What you have to do
Take the entries below and reproduce them word for word.
** Start Dataset entries **
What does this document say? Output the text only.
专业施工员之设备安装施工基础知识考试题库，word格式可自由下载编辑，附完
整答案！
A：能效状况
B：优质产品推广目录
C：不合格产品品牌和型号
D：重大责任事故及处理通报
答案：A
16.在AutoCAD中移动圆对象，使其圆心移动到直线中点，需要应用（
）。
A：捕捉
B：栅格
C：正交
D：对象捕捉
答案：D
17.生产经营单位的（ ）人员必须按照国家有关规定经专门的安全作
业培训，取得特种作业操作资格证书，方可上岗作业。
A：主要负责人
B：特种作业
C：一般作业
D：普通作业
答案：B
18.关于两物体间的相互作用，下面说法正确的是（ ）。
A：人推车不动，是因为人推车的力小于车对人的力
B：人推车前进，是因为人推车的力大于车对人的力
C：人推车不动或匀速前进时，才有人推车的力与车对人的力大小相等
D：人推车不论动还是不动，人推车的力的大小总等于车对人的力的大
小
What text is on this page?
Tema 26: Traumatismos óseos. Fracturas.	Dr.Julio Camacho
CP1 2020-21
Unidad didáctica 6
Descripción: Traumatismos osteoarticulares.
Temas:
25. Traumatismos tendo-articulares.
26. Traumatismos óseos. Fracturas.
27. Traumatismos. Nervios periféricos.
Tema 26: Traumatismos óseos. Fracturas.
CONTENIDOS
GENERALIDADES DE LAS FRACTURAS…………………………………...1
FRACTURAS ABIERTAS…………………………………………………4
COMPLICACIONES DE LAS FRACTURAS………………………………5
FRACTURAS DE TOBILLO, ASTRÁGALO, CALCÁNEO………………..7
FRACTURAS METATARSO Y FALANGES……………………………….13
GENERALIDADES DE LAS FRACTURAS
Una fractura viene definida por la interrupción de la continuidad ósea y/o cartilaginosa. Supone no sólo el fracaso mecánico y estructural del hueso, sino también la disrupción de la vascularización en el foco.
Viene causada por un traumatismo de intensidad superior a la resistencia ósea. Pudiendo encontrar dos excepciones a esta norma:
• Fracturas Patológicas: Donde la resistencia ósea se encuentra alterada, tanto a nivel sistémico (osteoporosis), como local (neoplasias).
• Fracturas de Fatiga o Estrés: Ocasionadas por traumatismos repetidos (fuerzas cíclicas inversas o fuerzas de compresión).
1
** End Dataset entries **
Task solution
What does this document say? Output the text only.
专业施工员之设备安装施工基础知识考试题库，word格式可自由下载编辑，附完
整答案！
A：能效状况
B：优质产品推广目录
C：不合格产品品牌和型号
D：重大责任事故及处理通报
答案：A
16.在AutoCAD中移动圆对象，使其圆心移动到直线中点，需要应用（
）。
A：捕捉
B：栅格
C：正交
D：对象捕捉
答案：D
17.生产经营单位的（ ）人员必须按照国家有关规定经专门的安全作
业培训，取得特种作业操作资格证书，方可上岗作业。
A：主要负责人
B：特种作业
C：一般作业
D：普通作业
答案：B
18.关于两物体间的相互作用，下面说法正确的是（ ）。
A：人推车不动，是因为人推车的力小于车对人的力
B：人推车前进，是因为人推车的力大于车对人的力
C：人推车不动或匀速前进时，才有人推车的力与车对人的力大小相等
D：人推车不论动还是不动，人推车的力的大小总等于车对人的力的大
小
What text is on this page?
Tema 26: Traumatismos óseos. Fracturas.	Dr.Julio Camacho
CP1 2020-21
Unidad didáctica 6
Descripción: Traumatismos osteoarticulares.
Temas:
25. Traumatismos tendo-articulares.
26. Traumatismos óseos. Fracturas.
27. Traumatismos. Nervios periféricos.
Tema 26: Traumatismos óseos. Fracturas.
CONTENIDOS
GENERALIDADES DE LAS FRACTURAS…………………………………...1
FRACTURAS ABIERTAS…………………………………………………4
COMPLICACIONES DE LAS FRACTURAS………………………………5
FRACTURAS DE TOBILLO, ASTRÁGALO, CALCÁNEO………………..7
FRACTURAS METATARSO Y FALANGES……………………………….13
GENERALIDADES DE LAS FRACTURAS
Una fractura viene definida por la interrupción de la continuidad ósea y/o cartilaginosa. Supone no sólo el fracaso mecánico y estructural del hueso, sino también la disrupción de la vascularización en el foco.
Viene causada por un traumatismo de intensidad superior a la resistencia ósea. Pudiendo encontrar dos excepciones a esta norma:
• Fracturas Patológicas: Donde la resistencia ósea se encuentra alterada, tanto a nivel sistémico (osteoporosis), como local (neoplasias).
• Fracturas de Fatiga o Estrés: Ocasionadas por traumatismos repetidos (fuerzas cíclicas inversas o fuerzas de compresión).
1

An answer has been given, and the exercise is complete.